## PROVIDED DATA
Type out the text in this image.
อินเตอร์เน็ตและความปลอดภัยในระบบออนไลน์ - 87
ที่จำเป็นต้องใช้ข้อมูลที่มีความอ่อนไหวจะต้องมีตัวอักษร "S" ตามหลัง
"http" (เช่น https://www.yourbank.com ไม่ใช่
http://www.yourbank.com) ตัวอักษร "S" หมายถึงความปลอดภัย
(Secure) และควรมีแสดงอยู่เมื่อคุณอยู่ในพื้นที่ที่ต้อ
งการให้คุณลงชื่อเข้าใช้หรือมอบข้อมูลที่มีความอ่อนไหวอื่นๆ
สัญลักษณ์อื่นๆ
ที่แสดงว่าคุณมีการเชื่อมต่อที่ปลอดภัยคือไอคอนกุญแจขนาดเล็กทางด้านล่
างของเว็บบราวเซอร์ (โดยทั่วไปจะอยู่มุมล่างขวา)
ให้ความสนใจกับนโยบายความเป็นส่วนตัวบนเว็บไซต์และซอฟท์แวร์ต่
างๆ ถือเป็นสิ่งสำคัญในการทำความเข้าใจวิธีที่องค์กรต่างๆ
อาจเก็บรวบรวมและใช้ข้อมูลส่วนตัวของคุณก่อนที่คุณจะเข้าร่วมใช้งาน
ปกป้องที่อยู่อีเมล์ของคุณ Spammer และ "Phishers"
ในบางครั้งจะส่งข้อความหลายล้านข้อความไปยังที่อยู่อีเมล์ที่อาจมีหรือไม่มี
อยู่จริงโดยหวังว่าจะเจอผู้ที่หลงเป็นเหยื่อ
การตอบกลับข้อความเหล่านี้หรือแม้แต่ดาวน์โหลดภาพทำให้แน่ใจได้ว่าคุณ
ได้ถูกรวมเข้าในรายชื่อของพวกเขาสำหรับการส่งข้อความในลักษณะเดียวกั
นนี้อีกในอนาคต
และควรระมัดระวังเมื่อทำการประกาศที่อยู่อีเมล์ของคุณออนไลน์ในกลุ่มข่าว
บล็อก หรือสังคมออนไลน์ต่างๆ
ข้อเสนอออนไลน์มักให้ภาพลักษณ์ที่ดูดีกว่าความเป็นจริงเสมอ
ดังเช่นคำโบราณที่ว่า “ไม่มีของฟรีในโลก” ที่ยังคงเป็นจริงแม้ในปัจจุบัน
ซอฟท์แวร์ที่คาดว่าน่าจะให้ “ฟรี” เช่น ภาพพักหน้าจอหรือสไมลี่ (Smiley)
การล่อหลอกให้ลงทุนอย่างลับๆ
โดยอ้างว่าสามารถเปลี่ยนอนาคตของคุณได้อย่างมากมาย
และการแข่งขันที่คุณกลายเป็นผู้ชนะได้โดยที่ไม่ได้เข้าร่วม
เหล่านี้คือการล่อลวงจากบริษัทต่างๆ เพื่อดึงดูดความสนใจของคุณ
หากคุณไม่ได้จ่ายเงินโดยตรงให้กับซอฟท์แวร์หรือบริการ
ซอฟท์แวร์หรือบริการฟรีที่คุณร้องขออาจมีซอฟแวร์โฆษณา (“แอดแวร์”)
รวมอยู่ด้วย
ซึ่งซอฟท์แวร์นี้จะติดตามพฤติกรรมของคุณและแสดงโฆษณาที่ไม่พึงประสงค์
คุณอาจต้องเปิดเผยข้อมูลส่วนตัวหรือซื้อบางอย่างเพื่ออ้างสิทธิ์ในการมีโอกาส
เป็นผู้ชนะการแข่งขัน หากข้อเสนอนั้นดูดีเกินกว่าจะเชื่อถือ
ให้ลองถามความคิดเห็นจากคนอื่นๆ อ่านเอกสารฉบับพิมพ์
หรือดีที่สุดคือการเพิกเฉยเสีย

## WHAT YOU HAVE TO DO
Your task is to retype all of the records exactly.

## OUTPUT
Type out the text in this image.
อินเตอร์เน็ตและความปลอดภัยในระบบออนไลน์ - 87
ที่จำเป็นต้องใช้ข้อมูลที่มีความอ่อนไหวจะต้องมีตัวอักษร "S" ตามหลัง
"http" (เช่น https://www.yourbank.com ไม่ใช่
http://www.yourbank.com) ตัวอักษร "S" หมายถึงความปลอดภัย
(Secure) และควรมีแสดงอยู่เมื่อคุณอยู่ในพื้นที่ที่ต้อ
งการให้คุณลงชื่อเข้าใช้หรือมอบข้อมูลที่มีความอ่อนไหวอื่นๆ
สัญลักษณ์อื่นๆ
ที่แสดงว่าคุณมีการเชื่อมต่อที่ปลอดภัยคือไอคอนกุญแจขนาดเล็กทางด้านล่
างของเว็บบราวเซอร์ (โดยทั่วไปจะอยู่มุมล่างขวา)
ให้ความสนใจกับนโยบายความเป็นส่วนตัวบนเว็บไซต์และซอฟท์แวร์ต่
างๆ ถือเป็นสิ่งสำคัญในการทำความเข้าใจวิธีที่องค์กรต่างๆ
อาจเก็บรวบรวมและใช้ข้อมูลส่วนตัวของคุณก่อนที่คุณจะเข้าร่วมใช้งาน
ปกป้องที่อยู่อีเมล์ของคุณ Spammer และ "Phishers"
ในบางครั้งจะส่งข้อความหลายล้านข้อความไปยังที่อยู่อีเมล์ที่อาจมีหรือไม่มี
อยู่จริงโดยหวังว่าจะเจอผู้ที่หลงเป็นเหยื่อ
การตอบกลับข้อความเหล่านี้หรือแม้แต่ดาวน์โหลดภาพทำให้แน่ใจได้ว่าคุณ
ได้ถูกรวมเข้าในรายชื่อของพวกเขาสำหรับการส่งข้อความในลักษณะเดียวกั
นนี้อีกในอนาคต
และควรระมัดระวังเมื่อทำการประกาศที่อยู่อีเมล์ของคุณออนไลน์ในกลุ่มข่าว
บล็อก หรือสังคมออนไลน์ต่างๆ
ข้อเสนอออนไลน์มักให้ภาพลักษณ์ที่ดูดีกว่าความเป็นจริงเสมอ
ดังเช่นคำโบราณที่ว่า “ไม่มีของฟรีในโลก” ที่ยังคงเป็นจริงแม้ในปัจจุบัน
ซอฟท์แวร์ที่คาดว่าน่าจะให้ “ฟรี” เช่น ภาพพักหน้าจอหรือสไมลี่ (Smiley)
การล่อหลอกให้ลงทุนอย่างลับๆ
โดยอ้างว่าสามารถเปลี่ยนอนาคตของคุณได้อย่างมากมาย
และการแข่งขันที่คุณกลายเป็นผู้ชนะได้โดยที่ไม่ได้เข้าร่วม
เหล่านี้คือการล่อลวงจากบริษัทต่างๆ เพื่อดึงดูดความสนใจของคุณ
หากคุณไม่ได้จ่ายเงินโดยตรงให้กับซอฟท์แวร์หรือบริการ
ซอฟท์แวร์หรือบริการฟรีที่คุณร้องขออาจมีซอฟแวร์โฆษณา (“แอดแวร์”)
รวมอยู่ด้วย
ซึ่งซอฟท์แวร์นี้จะติดตามพฤติกรรมของคุณและแสดงโฆษณาที่ไม่พึงประสงค์
คุณอาจต้องเปิดเผยข้อมูลส่วนตัวหรือซื้อบางอย่างเพื่ออ้างสิทธิ์ในการมีโอกาส
เป็นผู้ชนะการแข่งขัน หากข้อเสนอนั้นดูดีเกินกว่าจะเชื่อถือ
ให้ลองถามความคิดเห็นจากคนอื่นๆ อ่านเอกสารฉบับพิมพ์
หรือดีที่สุดคือการเพิกเฉยเสีย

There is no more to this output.